Please report how many lines in the following material hold the string "gluconate", giving only the number.

*** Opening of RECORDS TO PROCESS ***

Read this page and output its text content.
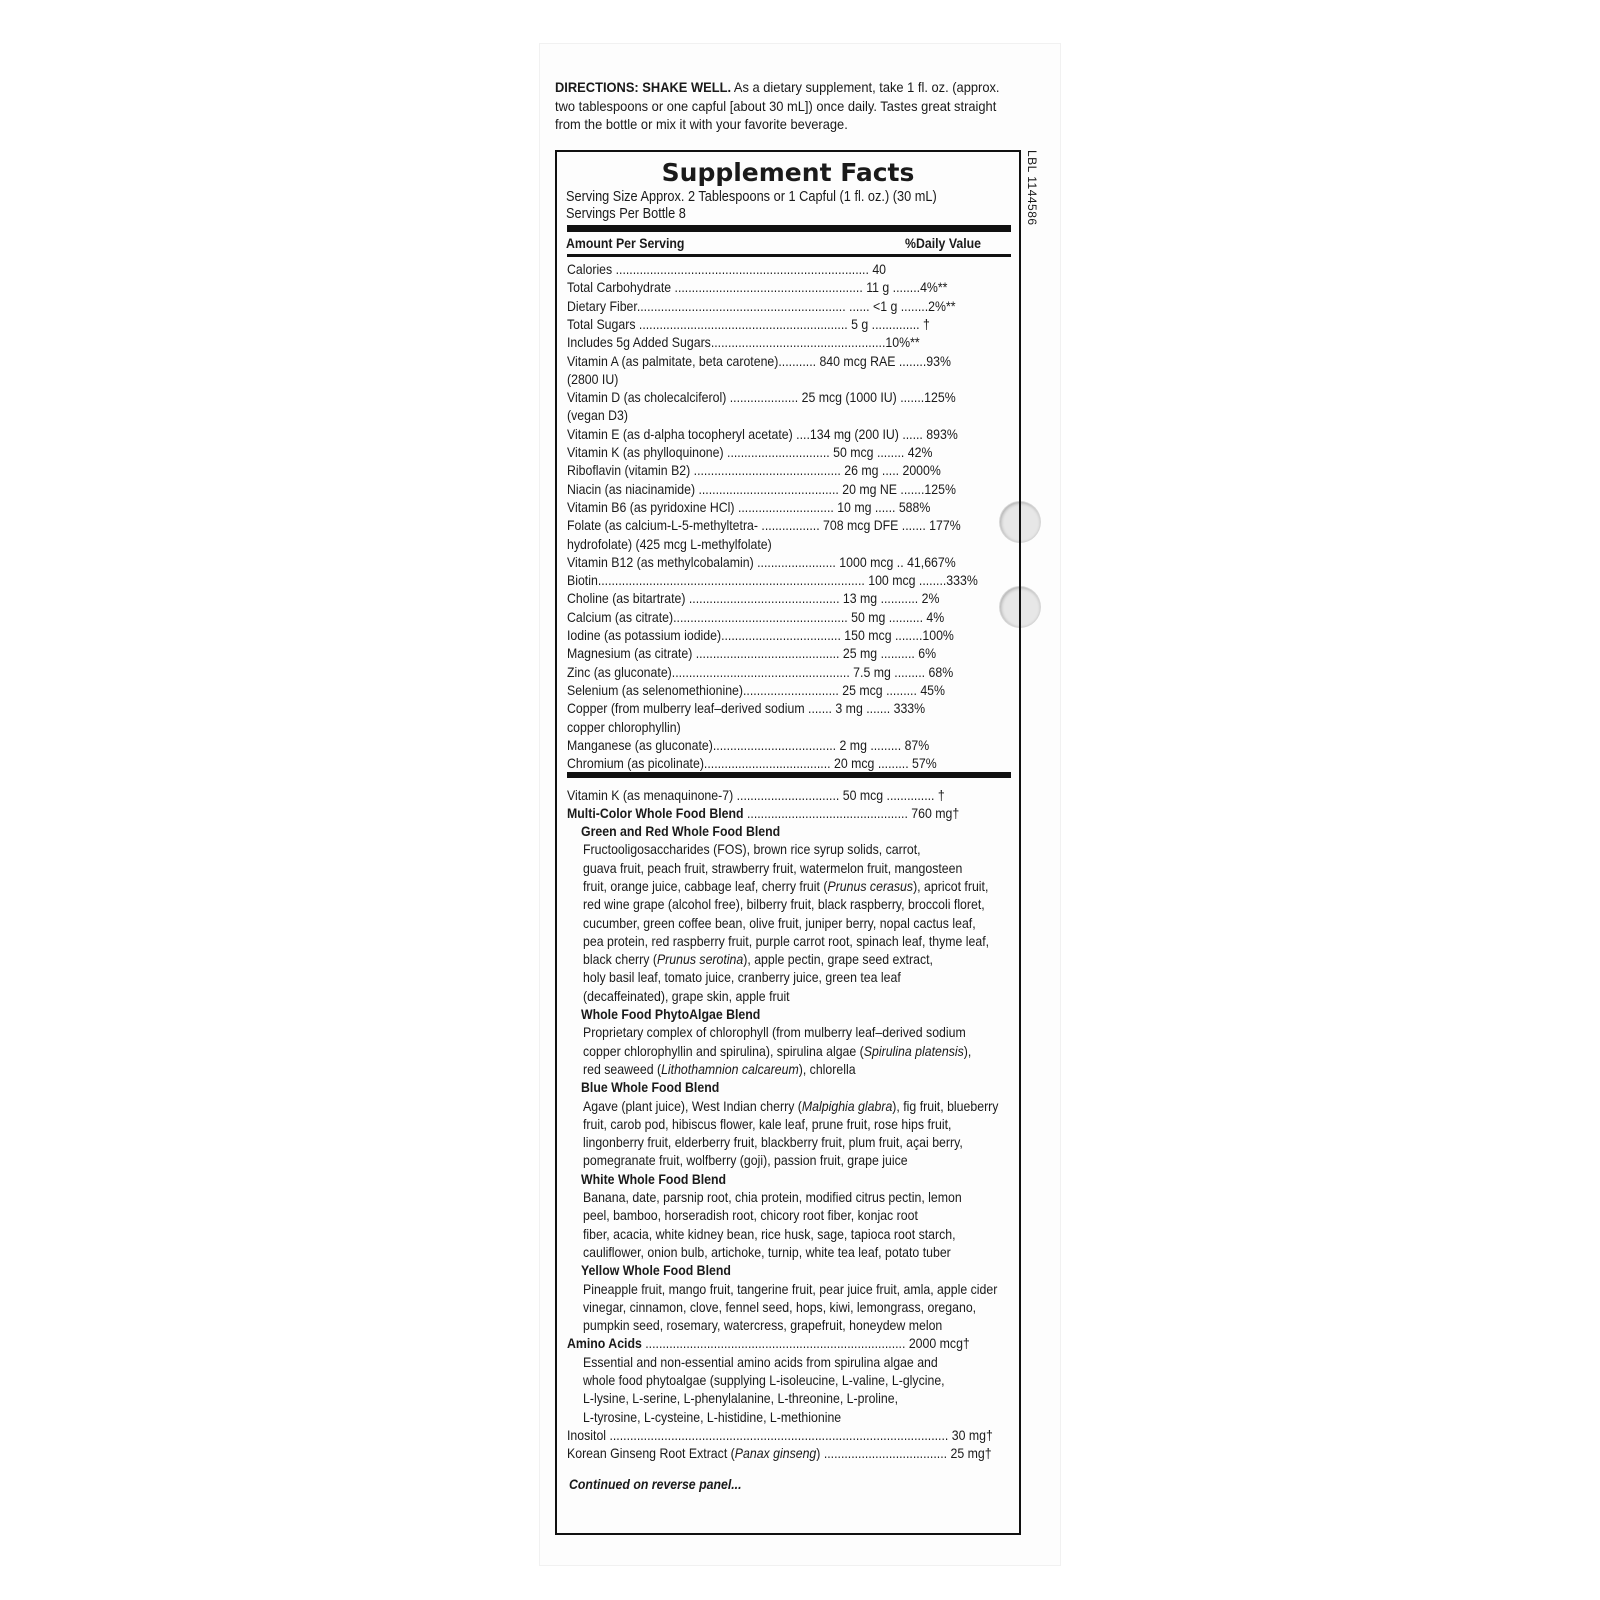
DIRECTIONS: SHAKE WELL. As a dietary supplement, take 1 fl. oz. (approx.
two tablespoons or one capful [about 30 mL]) once daily. Tastes great straight
from the bottle or mix it with your favorite beverage.
LBL 1144586
Supplement Facts
Serving Size Approx. 2 Tablespoons or 1 Capful (1 fl. oz.) (30 mL)
Servings Per Bottle 8
Amount Per Serving	%Daily Value
Calories .......................................................................... 40
Total Carbohydrate ....................................................... 11 g ........4%**
Dietary Fiber............................................................. ...... <1 g ........2%**
Total Sugars ............................................................. 5 g .............. †
Includes 5g Added Sugars...................................................10%**
Vitamin A (as palmitate, beta carotene)........... 840 mcg RAE ........93%
(2800 IU)
Vitamin D (as cholecalciferol) .................... 25 mcg (1000 IU) .......125%
(vegan D3)
Vitamin E (as d-alpha tocopheryl acetate) ....134 mg (200 IU) ...... 893%
Vitamin K (as phylloquinone) .............................. 50 mcg ........ 42%
Riboflavin (vitamin B2) ........................................... 26 mg ..... 2000%
Niacin (as niacinamide) ......................................... 20 mg NE .......125%
Vitamin B6 (as pyridoxine HCl) ............................ 10 mg ...... 588%
Folate (as calcium-L-5-methyltetra- ................. 708 mcg DFE ....... 177%
hydrofolate) (425 mcg L-methylfolate)
Vitamin B12 (as methylcobalamin) ....................... 1000 mcg .. 41,667%
Biotin.............................................................................. 100 mcg ........333%
Choline (as bitartrate) ............................................ 13 mg ........... 2%
Calcium (as citrate)................................................... 50 mg .......... 4%
Iodine (as potassium iodide)................................... 150 mcg ........100%
Magnesium (as citrate) .......................................... 25 mg .......... 6%
Zinc (as gluconate).................................................... 7.5 mg ......... 68%
Selenium (as selenomethionine)............................ 25 mcg ......... 45%
Copper (from mulberry leaf–derived sodium ....... 3 mg ....... 333%
copper chlorophyllin)
Manganese (as gluconate).................................... 2 mg ......... 87%
Chromium (as picolinate)..................................... 20 mcg ......... 57%
Vitamin K (as menaquinone-7) .............................. 50 mcg .............. †
Multi-Color Whole Food Blend ............................................... 760 mg†
Green and Red Whole Food Blend
Fructooligosaccharides (FOS), brown rice syrup solids, carrot,
guava fruit, peach fruit, strawberry fruit, watermelon fruit, mangosteen
fruit, orange juice, cabbage leaf, cherry fruit (Prunus cerasus), apricot fruit,
red wine grape (alcohol free), bilberry fruit, black raspberry, broccoli floret,
cucumber, green coffee bean, olive fruit, juniper berry, nopal cactus leaf,
pea protein, red raspberry fruit, purple carrot root, spinach leaf, thyme leaf,
black cherry (Prunus serotina), apple pectin, grape seed extract,
holy basil leaf, tomato juice, cranberry juice, green tea leaf
(decaffeinated), grape skin, apple fruit
Whole Food PhytoAlgae Blend
Proprietary complex of chlorophyll (from mulberry leaf–derived sodium
copper chlorophyllin and spirulina), spirulina algae (Spirulina platensis),
red seaweed (Lithothamnion calcareum), chlorella
Blue Whole Food Blend
Agave (plant juice), West Indian cherry (Malpighia glabra), fig fruit, blueberry
fruit, carob pod, hibiscus flower, kale leaf, prune fruit, rose hips fruit,
lingonberry fruit, elderberry fruit, blackberry fruit, plum fruit, açai berry,
pomegranate fruit, wolfberry (goji), passion fruit, grape juice
White Whole Food Blend
Banana, date, parsnip root, chia protein, modified citrus pectin, lemon
peel, bamboo, horseradish root, chicory root fiber, konjac root
fiber, acacia, white kidney bean, rice husk, sage, tapioca root starch,
cauliflower, onion bulb, artichoke, turnip, white tea leaf, potato tuber
Yellow Whole Food Blend
Pineapple fruit, mango fruit, tangerine fruit, pear juice fruit, amla, apple cider
vinegar, cinnamon, clove, fennel seed, hops, kiwi, lemongrass, oregano,
pumpkin seed, rosemary, watercress, grapefruit, honeydew melon
Amino Acids ............................................................................ 2000 mcg†
Essential and non-essential amino acids from spirulina algae and
whole food phytoalgae (supplying L-isoleucine, L-valine, L-glycine,
L-lysine, L-serine, L-phenylalanine, L-threonine, L-proline,
L-tyrosine, L-cysteine, L-histidine, L-methionine
Inositol ................................................................................................... 30 mg†
Korean Ginseng Root Extract (Panax ginseng) .................................... 25 mg†
Continued on reverse panel...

*** Close of RECORDS TO PROCESS ***

▶ **ANSWER FOR THE TASK**: 2